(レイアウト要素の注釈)

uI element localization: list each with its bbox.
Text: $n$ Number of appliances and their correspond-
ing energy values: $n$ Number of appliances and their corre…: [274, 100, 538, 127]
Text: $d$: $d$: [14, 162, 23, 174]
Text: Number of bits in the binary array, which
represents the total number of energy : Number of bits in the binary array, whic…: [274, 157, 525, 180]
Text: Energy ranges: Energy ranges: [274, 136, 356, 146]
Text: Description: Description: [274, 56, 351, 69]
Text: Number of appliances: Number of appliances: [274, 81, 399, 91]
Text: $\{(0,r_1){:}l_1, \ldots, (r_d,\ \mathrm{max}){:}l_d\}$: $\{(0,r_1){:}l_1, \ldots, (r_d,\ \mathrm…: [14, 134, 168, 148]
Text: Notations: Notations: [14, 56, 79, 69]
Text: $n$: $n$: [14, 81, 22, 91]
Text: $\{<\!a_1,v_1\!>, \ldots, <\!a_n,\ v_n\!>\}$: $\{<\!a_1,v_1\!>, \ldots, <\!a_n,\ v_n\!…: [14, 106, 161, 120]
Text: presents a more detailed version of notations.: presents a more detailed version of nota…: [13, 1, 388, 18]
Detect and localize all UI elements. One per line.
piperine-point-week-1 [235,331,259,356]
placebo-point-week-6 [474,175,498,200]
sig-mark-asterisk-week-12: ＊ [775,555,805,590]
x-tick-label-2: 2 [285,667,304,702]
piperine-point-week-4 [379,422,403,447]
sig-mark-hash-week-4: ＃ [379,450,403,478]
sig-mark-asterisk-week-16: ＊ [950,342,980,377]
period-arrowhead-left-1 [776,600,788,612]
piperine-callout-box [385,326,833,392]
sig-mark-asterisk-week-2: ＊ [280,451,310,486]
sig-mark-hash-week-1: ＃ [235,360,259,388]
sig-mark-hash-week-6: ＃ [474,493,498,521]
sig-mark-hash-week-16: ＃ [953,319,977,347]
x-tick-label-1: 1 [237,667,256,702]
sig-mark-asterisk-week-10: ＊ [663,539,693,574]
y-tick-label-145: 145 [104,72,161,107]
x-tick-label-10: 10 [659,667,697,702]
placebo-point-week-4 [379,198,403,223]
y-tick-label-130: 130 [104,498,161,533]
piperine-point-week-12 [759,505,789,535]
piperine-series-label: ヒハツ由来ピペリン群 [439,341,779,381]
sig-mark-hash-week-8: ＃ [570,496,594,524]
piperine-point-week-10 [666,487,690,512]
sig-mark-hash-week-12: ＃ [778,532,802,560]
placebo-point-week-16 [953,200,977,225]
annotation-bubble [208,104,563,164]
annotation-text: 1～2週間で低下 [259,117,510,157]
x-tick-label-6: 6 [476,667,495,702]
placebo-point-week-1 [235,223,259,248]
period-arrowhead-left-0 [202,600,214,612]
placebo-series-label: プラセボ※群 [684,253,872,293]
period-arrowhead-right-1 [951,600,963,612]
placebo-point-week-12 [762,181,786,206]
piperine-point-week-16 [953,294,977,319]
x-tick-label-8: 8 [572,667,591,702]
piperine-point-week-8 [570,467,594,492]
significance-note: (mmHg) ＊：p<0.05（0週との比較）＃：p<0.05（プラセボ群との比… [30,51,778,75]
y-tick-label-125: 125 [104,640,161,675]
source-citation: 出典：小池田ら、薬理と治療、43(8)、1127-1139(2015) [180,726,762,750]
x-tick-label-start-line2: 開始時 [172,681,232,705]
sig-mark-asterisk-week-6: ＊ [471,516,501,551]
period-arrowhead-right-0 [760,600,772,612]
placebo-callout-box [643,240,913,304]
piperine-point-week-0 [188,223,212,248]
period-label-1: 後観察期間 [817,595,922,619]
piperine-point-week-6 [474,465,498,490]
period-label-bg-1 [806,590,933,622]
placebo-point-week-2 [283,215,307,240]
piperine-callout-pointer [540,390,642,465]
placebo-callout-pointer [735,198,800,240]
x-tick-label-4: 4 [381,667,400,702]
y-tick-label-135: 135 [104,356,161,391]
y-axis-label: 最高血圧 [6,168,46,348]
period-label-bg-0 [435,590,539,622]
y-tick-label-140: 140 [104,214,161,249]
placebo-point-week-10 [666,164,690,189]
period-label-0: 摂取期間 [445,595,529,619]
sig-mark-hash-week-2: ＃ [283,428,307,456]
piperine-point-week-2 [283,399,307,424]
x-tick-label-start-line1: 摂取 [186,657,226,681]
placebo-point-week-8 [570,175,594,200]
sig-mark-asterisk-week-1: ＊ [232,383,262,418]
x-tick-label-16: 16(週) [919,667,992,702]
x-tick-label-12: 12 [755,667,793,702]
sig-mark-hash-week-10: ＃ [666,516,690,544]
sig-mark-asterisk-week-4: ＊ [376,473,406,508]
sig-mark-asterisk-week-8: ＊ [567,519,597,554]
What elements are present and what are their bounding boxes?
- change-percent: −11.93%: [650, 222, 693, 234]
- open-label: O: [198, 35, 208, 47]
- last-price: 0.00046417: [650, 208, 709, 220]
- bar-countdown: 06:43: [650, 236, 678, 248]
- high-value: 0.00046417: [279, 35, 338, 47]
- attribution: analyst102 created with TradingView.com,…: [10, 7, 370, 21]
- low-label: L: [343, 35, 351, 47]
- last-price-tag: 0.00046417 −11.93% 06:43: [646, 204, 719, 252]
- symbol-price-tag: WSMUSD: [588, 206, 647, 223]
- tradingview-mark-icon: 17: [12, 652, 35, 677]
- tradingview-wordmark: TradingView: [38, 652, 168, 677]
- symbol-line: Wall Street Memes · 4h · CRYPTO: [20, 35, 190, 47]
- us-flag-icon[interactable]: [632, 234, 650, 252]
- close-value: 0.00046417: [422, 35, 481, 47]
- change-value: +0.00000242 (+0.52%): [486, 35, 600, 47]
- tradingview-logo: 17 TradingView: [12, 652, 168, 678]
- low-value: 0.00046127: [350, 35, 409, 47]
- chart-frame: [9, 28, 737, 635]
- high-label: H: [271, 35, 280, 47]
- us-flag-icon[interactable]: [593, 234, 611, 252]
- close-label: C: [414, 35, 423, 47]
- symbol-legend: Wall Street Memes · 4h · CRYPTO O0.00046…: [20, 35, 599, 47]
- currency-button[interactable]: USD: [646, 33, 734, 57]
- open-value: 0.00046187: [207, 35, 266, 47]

[出題]
上の資料のすべての行を、一字一句変えずにそのまま書き写してください。

[演習の解答]
uI element localization: list each with its bbox.
Text: $n$ Number of appliances and their correspond-
ing energy values: $n$ Number of appliances and their corre…: [274, 100, 538, 127]
Text: $d$: $d$: [14, 162, 23, 174]
Text: Number of bits in the binary array, which
represents the total number of energy : Number of bits in the binary array, whic…: [274, 157, 525, 180]
Text: Energy ranges: Energy ranges: [274, 136, 356, 146]
Text: Description: Description: [274, 56, 351, 69]
Text: Number of appliances: Number of appliances: [274, 81, 399, 91]
Text: $\{(0,r_1){:}l_1, \ldots, (r_d,\ \mathrm{max}){:}l_d\}$: $\{(0,r_1){:}l_1, \ldots, (r_d,\ \mathrm…: [14, 134, 168, 148]
Text: Notations: Notations: [14, 56, 79, 69]
Text: $n$: $n$: [14, 81, 22, 91]
Text: $\{<\!a_1,v_1\!>, \ldots, <\!a_n,\ v_n\!>\}$: $\{<\!a_1,v_1\!>, \ldots, <\!a_n,\ v_n\!…: [14, 106, 161, 120]
Text: presents a more detailed version of notations.: presents a more detailed version of nota…: [13, 1, 388, 18]
Detect and localize all UI elements. One per line.
piperine-point-week-1 [235,331,259,356]
placebo-point-week-6 [474,175,498,200]
sig-mark-asterisk-week-12: ＊ [775,555,805,590]
x-tick-label-2: 2 [285,667,304,702]
piperine-point-week-4 [379,422,403,447]
sig-mark-hash-week-4: ＃ [379,450,403,478]
sig-mark-asterisk-week-16: ＊ [950,342,980,377]
period-arrowhead-left-1 [776,600,788,612]
piperine-callout-box [385,326,833,392]
sig-mark-asterisk-week-2: ＊ [280,451,310,486]
sig-mark-hash-week-1: ＃ [235,360,259,388]
sig-mark-hash-week-6: ＃ [474,493,498,521]
sig-mark-hash-week-16: ＃ [953,319,977,347]
x-tick-label-1: 1 [237,667,256,702]
sig-mark-asterisk-week-10: ＊ [663,539,693,574]
y-tick-label-145: 145 [104,72,161,107]
x-tick-label-10: 10 [659,667,697,702]
placebo-point-week-4 [379,198,403,223]
y-tick-label-130: 130 [104,498,161,533]
piperine-point-week-12 [759,505,789,535]
piperine-series-label: ヒハツ由来ピペリン群 [439,341,779,381]
sig-mark-hash-week-8: ＃ [570,496,594,524]
piperine-point-week-10 [666,487,690,512]
sig-mark-hash-week-12: ＃ [778,532,802,560]
placebo-point-week-16 [953,200,977,225]
annotation-bubble [208,104,563,164]
annotation-text: 1～2週間で低下 [259,117,510,157]
x-tick-label-6: 6 [476,667,495,702]
placebo-point-week-1 [235,223,259,248]
period-arrowhead-left-0 [202,600,214,612]
placebo-series-label: プラセボ※群 [684,253,872,293]
period-arrowhead-right-1 [951,600,963,612]
placebo-point-week-12 [762,181,786,206]
piperine-point-week-16 [953,294,977,319]
x-tick-label-8: 8 [572,667,591,702]
piperine-point-week-8 [570,467,594,492]
significance-note: (mmHg) ＊：p<0.05（0週との比較）＃：p<0.05（プラセボ群との比… [30,51,778,75]
y-tick-label-125: 125 [104,640,161,675]
source-citation: 出典：小池田ら、薬理と治療、43(8)、1127-1139(2015) [180,726,762,750]
x-tick-label-start-line2: 開始時 [172,681,232,705]
sig-mark-asterisk-week-6: ＊ [471,516,501,551]
period-arrowhead-right-0 [760,600,772,612]
placebo-callout-box [643,240,913,304]
piperine-point-week-0 [188,223,212,248]
period-label-1: 後観察期間 [817,595,922,619]
piperine-point-week-6 [474,465,498,490]
period-label-bg-1 [806,590,933,622]
placebo-point-week-2 [283,215,307,240]
piperine-callout-pointer [540,390,642,465]
placebo-callout-pointer [735,198,800,240]
x-tick-label-4: 4 [381,667,400,702]
y-tick-label-135: 135 [104,356,161,391]
y-axis-label: 最高血圧 [6,168,46,348]
period-label-bg-0 [435,590,539,622]
y-tick-label-140: 140 [104,214,161,249]
placebo-point-week-10 [666,164,690,189]
period-label-0: 摂取期間 [445,595,529,619]
sig-mark-hash-week-2: ＃ [283,428,307,456]
piperine-point-week-2 [283,399,307,424]
x-tick-label-start-line1: 摂取 [186,657,226,681]
placebo-point-week-8 [570,175,594,200]
sig-mark-asterisk-week-1: ＊ [232,383,262,418]
x-tick-label-16: 16(週) [919,667,992,702]
x-tick-label-12: 12 [755,667,793,702]
sig-mark-hash-week-10: ＃ [666,516,690,544]
sig-mark-asterisk-week-4: ＊ [376,473,406,508]
sig-mark-asterisk-week-8: ＊ [567,519,597,554]
What elements are present and what are their bounding boxes?
- change-percent: −11.93%: [650, 222, 693, 234]
- open-label: O: [198, 35, 208, 47]
- last-price: 0.00046417: [650, 208, 709, 220]
- bar-countdown: 06:43: [650, 236, 678, 248]
- high-value: 0.00046417: [279, 35, 338, 47]
- attribution: analyst102 created with TradingView.com,…: [10, 7, 370, 21]
- low-label: L: [343, 35, 351, 47]
- last-price-tag: 0.00046417 −11.93% 06:43: [646, 204, 719, 252]
- symbol-price-tag: WSMUSD: [588, 206, 647, 223]
- tradingview-mark-icon: 17: [12, 652, 35, 677]
- tradingview-wordmark: TradingView: [38, 652, 168, 677]
- symbol-line: Wall Street Memes · 4h · CRYPTO: [20, 35, 190, 47]
- us-flag-icon[interactable]: [632, 234, 650, 252]
- close-value: 0.00046417: [422, 35, 481, 47]
- change-value: +0.00000242 (+0.52%): [486, 35, 600, 47]
- tradingview-logo: 17 TradingView: [12, 652, 168, 678]
- low-value: 0.00046127: [350, 35, 409, 47]
- chart-frame: [9, 28, 737, 635]
- high-label: H: [271, 35, 280, 47]
- us-flag-icon[interactable]: [593, 234, 611, 252]
- close-label: C: [414, 35, 423, 47]
- symbol-legend: Wall Street Memes · 4h · CRYPTO O0.00046…: [20, 35, 599, 47]
- currency-button[interactable]: USD: [646, 33, 734, 57]
- open-value: 0.00046187: [207, 35, 266, 47]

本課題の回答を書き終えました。